═════ RECORDS FOR THE TASK

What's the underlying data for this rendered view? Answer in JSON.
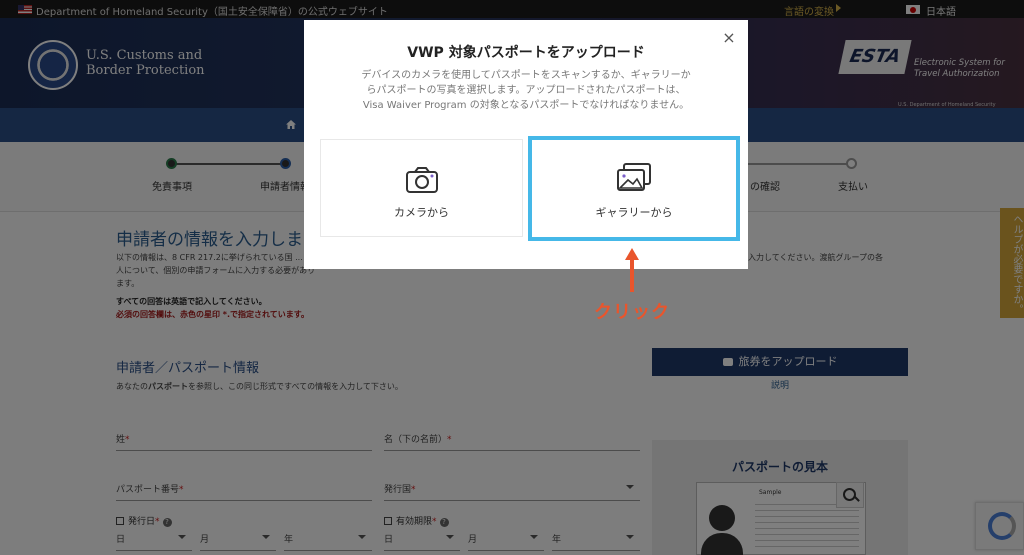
{
  "govbar": {
    "text": "Department of Homeland Security（国土安全保障省）の公式ウェブサイト",
    "lang_toggle": "言語の変換",
    "lang_current": "日本語"
  },
  "header": {
    "agency_line1": "U.S. Customs and",
    "agency_line2": "Border Protection",
    "esta_logo": "ESTA",
    "esta_line1": "Electronic System for",
    "esta_line2": "Travel Authorization",
    "esta_sub": "U.S. Department of Homeland Security"
  },
  "progress": {
    "steps": [
      "免責事項",
      "申請者情報",
      "の確認",
      "支払い"
    ]
  },
  "content": {
    "page_title": "申請者の情報を入力しま",
    "intro": "以下の情報は、8 CFR 217.2に挙げられている国 ... 個人について、個別の申請フォームに入力する必要があります。",
    "intro_right": "入力してください。渡航グループの各",
    "note_black": "すべての回答は英語で記入してください。",
    "note_red": "必須の回答欄は、赤色の星印 *.で指定されています。",
    "section_title": "申請者／パスポート情報",
    "section_desc_pre": "あなたの",
    "section_desc_bold": "パスポート",
    "section_desc_post": "を参照し、この同じ形式ですべての情報を入力して下さい。",
    "upload_button": "旅券をアップロード",
    "explain_link": "説明",
    "fields": {
      "surname": "姓",
      "given_name": "名（下の名前）",
      "passport_number": "パスポート番号",
      "issuing_country": "発行国",
      "issue_date": "発行日",
      "expiry_date": "有効期限",
      "day": "日",
      "month": "月",
      "year": "年",
      "required_mark": "*"
    },
    "sample_title": "パスポートの見本",
    "sample_word": "Sample",
    "help_tab": "ヘルプが必要ですか。"
  },
  "modal": {
    "title": "VWP 対象パスポートをアップロード",
    "close": "×",
    "description": "デバイスのカメラを使用してパスポートをスキャンするか、ギャラリーからパスポートの写真を選択します。アップロードされたパスポートは、Visa Waiver Program の対象となるパスポートでなければなりません。",
    "camera_option": "カメラから",
    "gallery_option": "ギャラリーから"
  },
  "annotation": {
    "label": "クリック",
    "color": "#e9552c"
  },
  "colors": {
    "highlight_border": "#45b8e8",
    "primary_button": "#1f3869",
    "required_red": "#a51a1a"
  }
}
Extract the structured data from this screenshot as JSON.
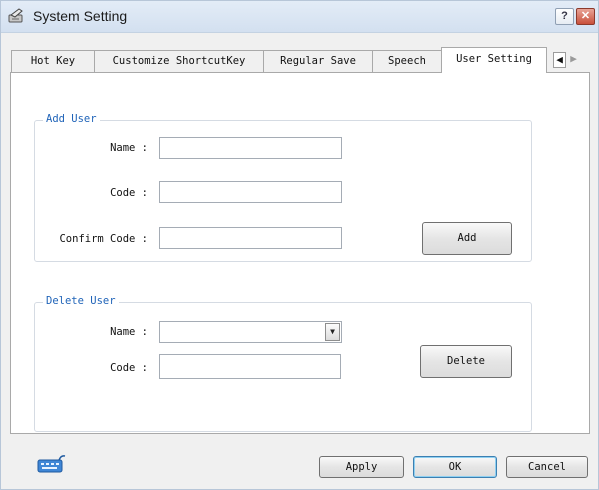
{
  "window": {
    "title": "System Setting",
    "help_label": "?",
    "close_label": "✕"
  },
  "tabs": {
    "items": [
      {
        "label": "Hot Key"
      },
      {
        "label": "Customize ShortcutKey"
      },
      {
        "label": "Regular Save"
      },
      {
        "label": "Speech"
      },
      {
        "label": "User Setting",
        "active": true
      }
    ],
    "scroll_left": "◀",
    "scroll_right": "▶"
  },
  "add_user": {
    "legend": "Add User",
    "name_label": "Name :",
    "name_value": "",
    "code_label": "Code :",
    "code_value": "",
    "confirm_label": "Confirm Code :",
    "confirm_value": "",
    "add_button": "Add"
  },
  "delete_user": {
    "legend": "Delete User",
    "name_label": "Name :",
    "name_value": "",
    "code_label": "Code :",
    "code_value": "",
    "delete_button": "Delete"
  },
  "footer": {
    "keyboard_icon": "keyboard-icon",
    "apply_button": "Apply",
    "ok_button": "OK",
    "cancel_button": "Cancel"
  },
  "colors": {
    "legend": "#1f63b8",
    "title_bar": "#dbe6f3",
    "panel": "#ffffff",
    "dialog": "#f0f0f0"
  }
}
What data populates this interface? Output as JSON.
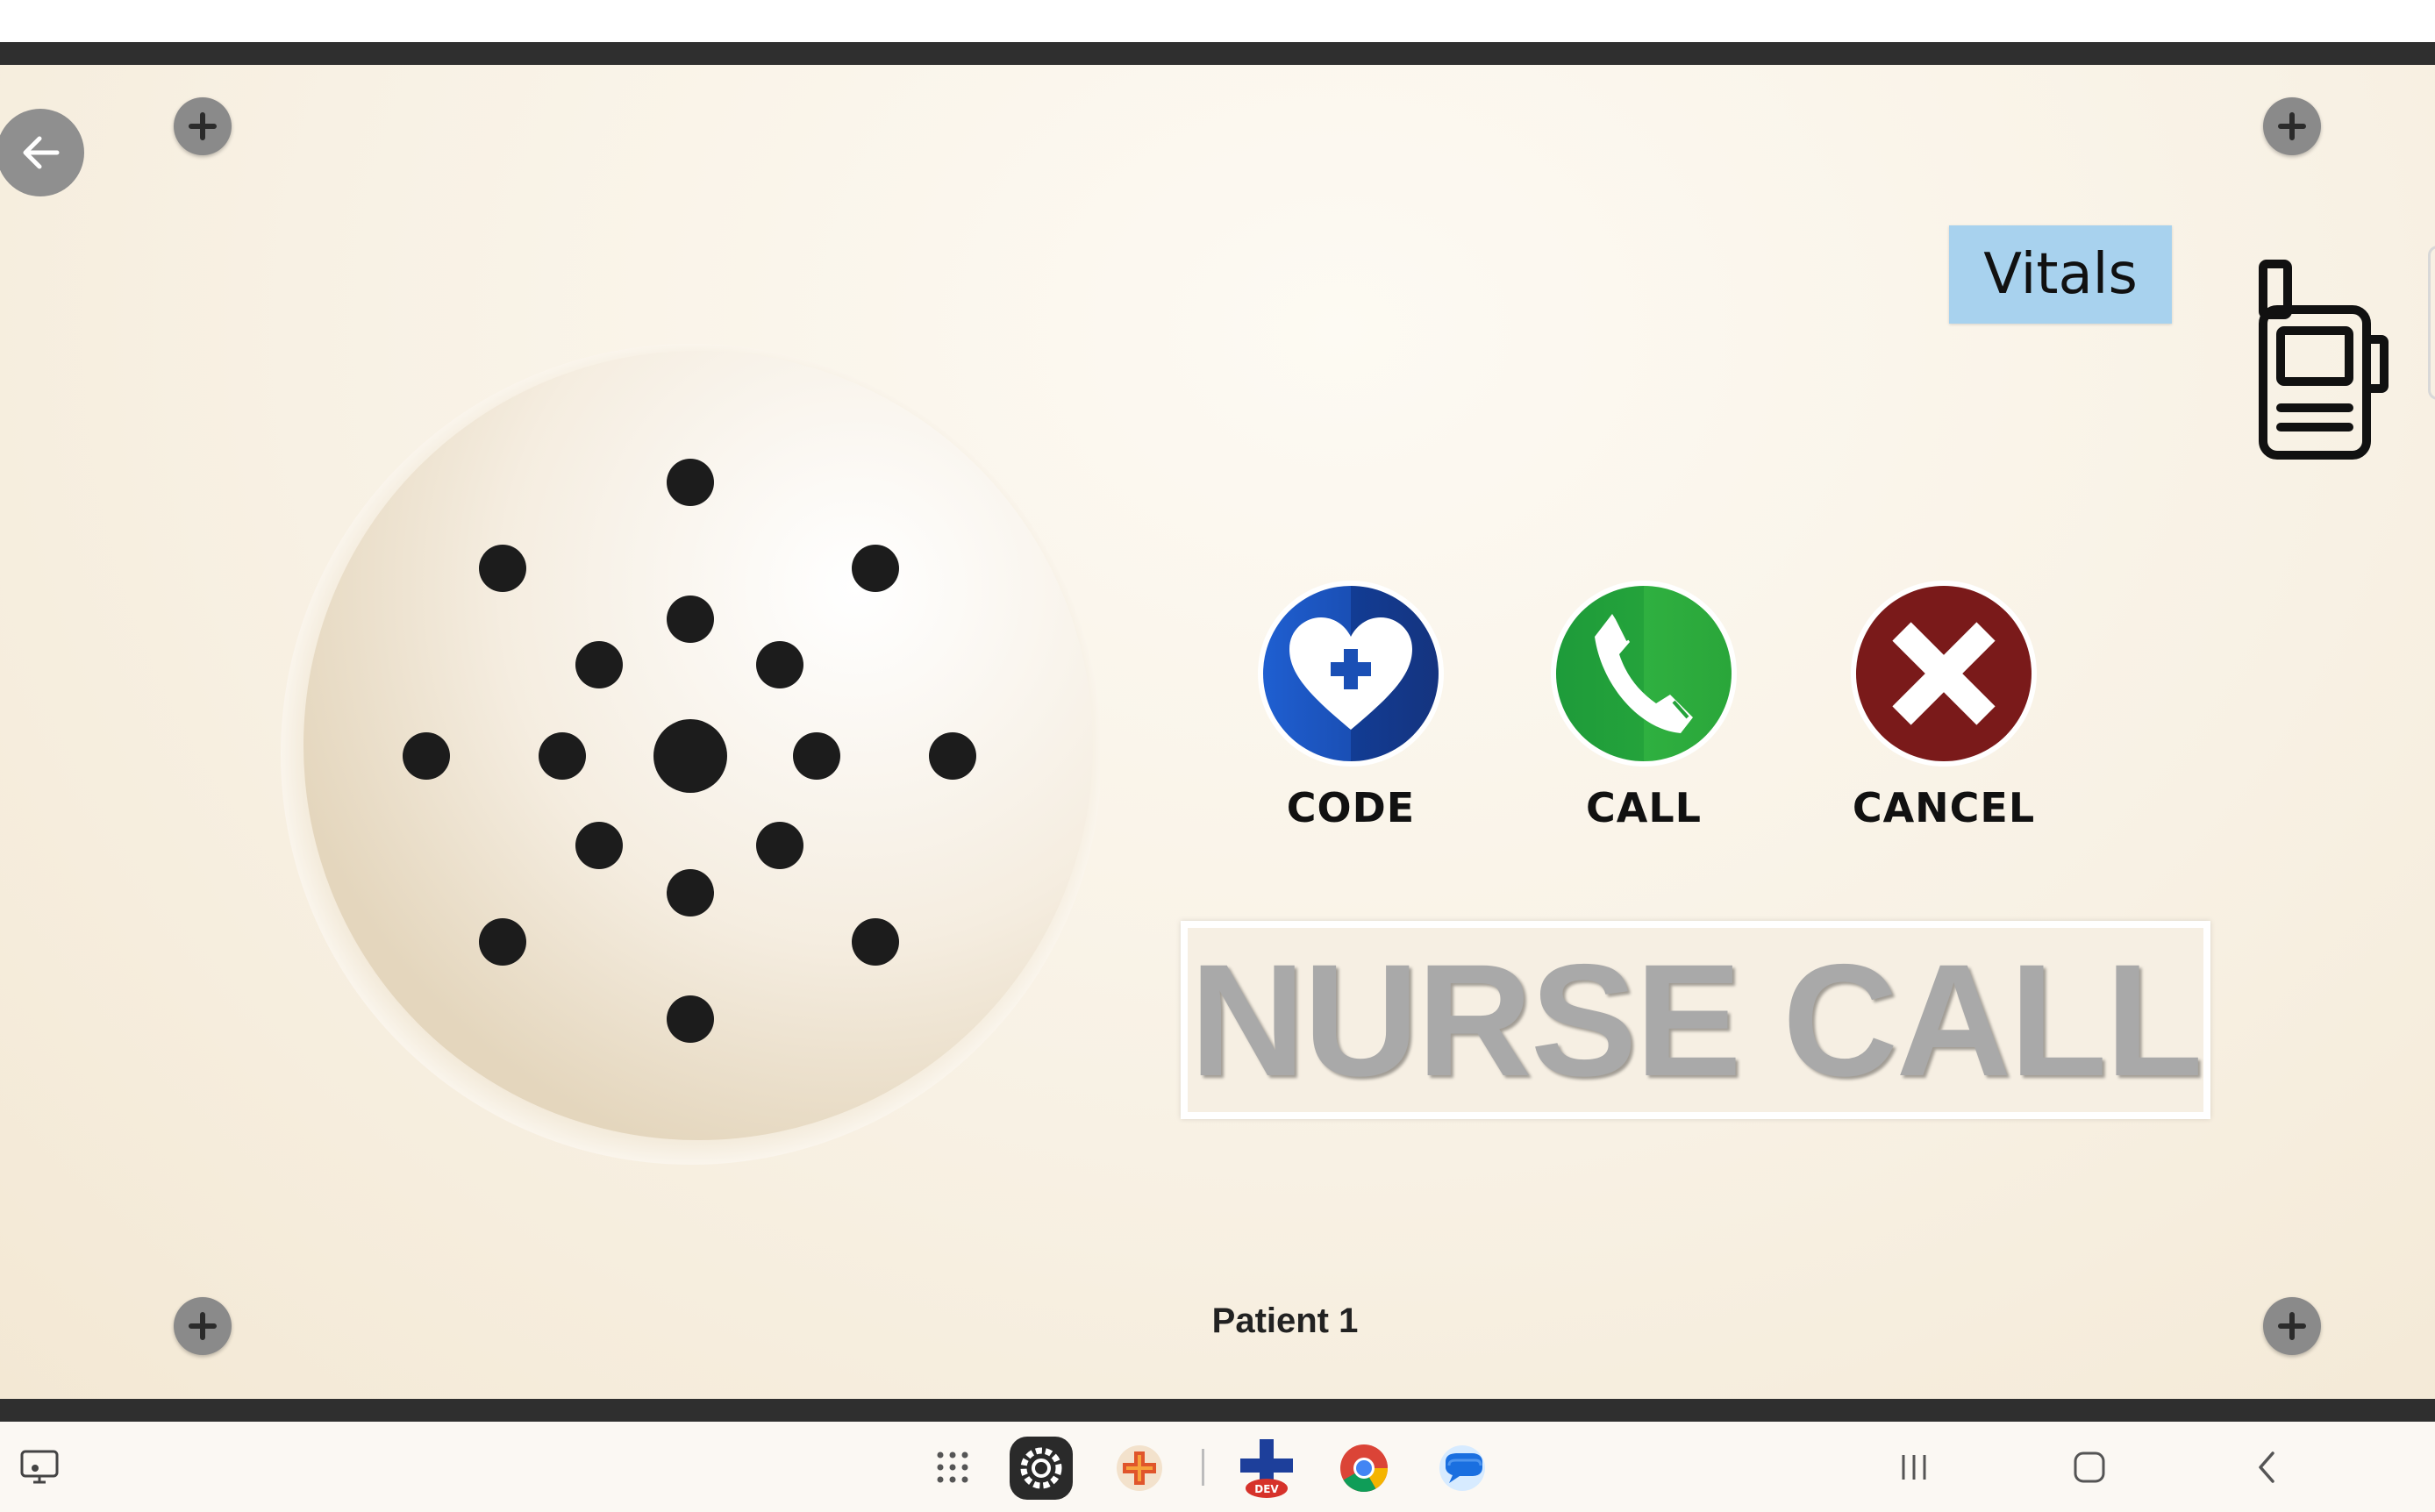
{
  "panel": {
    "vitals_label": "Vitals",
    "sign_text": "NURSE CALL",
    "patient_label": "Patient 1"
  },
  "actions": [
    {
      "id": "code",
      "label": "CODE",
      "icon": "heart-plus-icon",
      "color": "#1a4fb5"
    },
    {
      "id": "call",
      "label": "CALL",
      "icon": "phone-icon",
      "color": "#24a33b"
    },
    {
      "id": "cancel",
      "label": "CANCEL",
      "icon": "x-icon",
      "color": "#7a1a1a"
    }
  ],
  "icons": {
    "back": "back-arrow-icon",
    "corner_add": "plus-icon",
    "radio": "walkie-talkie-icon",
    "speaker": "speaker-grille"
  },
  "taskbar": {
    "apps": [
      "app-drawer-icon",
      "settings-app-icon",
      "medical-app-icon",
      "medical-dev-app-icon",
      "chrome-icon",
      "messages-icon"
    ],
    "dev_badge": "DEV",
    "nav": [
      "recents-icon",
      "home-icon",
      "back-icon"
    ]
  },
  "colors": {
    "frame": "#2f2f2f",
    "vitals_bg": "#a8d2ee",
    "sign_text": "#a9a9a9"
  }
}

══════════

WORK REQUIRED:
Output exactly the lines from the one containing "What data populates" through the last line of the records above, both included, and leave out the pictures.

PROBLEM SOLUTION:
What data populates this interface? Output as JSON.
{
  "panel": {
    "vitals_label": "Vitals",
    "sign_text": "NURSE CALL",
    "patient_label": "Patient 1"
  },
  "actions": [
    {
      "id": "code",
      "label": "CODE",
      "icon": "heart-plus-icon",
      "color": "#1a4fb5"
    },
    {
      "id": "call",
      "label": "CALL",
      "icon": "phone-icon",
      "color": "#24a33b"
    },
    {
      "id": "cancel",
      "label": "CANCEL",
      "icon": "x-icon",
      "color": "#7a1a1a"
    }
  ],
  "icons": {
    "back": "back-arrow-icon",
    "corner_add": "plus-icon",
    "radio": "walkie-talkie-icon",
    "speaker": "speaker-grille"
  },
  "taskbar": {
    "apps": [
      "app-drawer-icon",
      "settings-app-icon",
      "medical-app-icon",
      "medical-dev-app-icon",
      "chrome-icon",
      "messages-icon"
    ],
    "dev_badge": "DEV",
    "nav": [
      "recents-icon",
      "home-icon",
      "back-icon"
    ]
  },
  "colors": {
    "frame": "#2f2f2f",
    "vitals_bg": "#a8d2ee",
    "sign_text": "#a9a9a9"
  }
}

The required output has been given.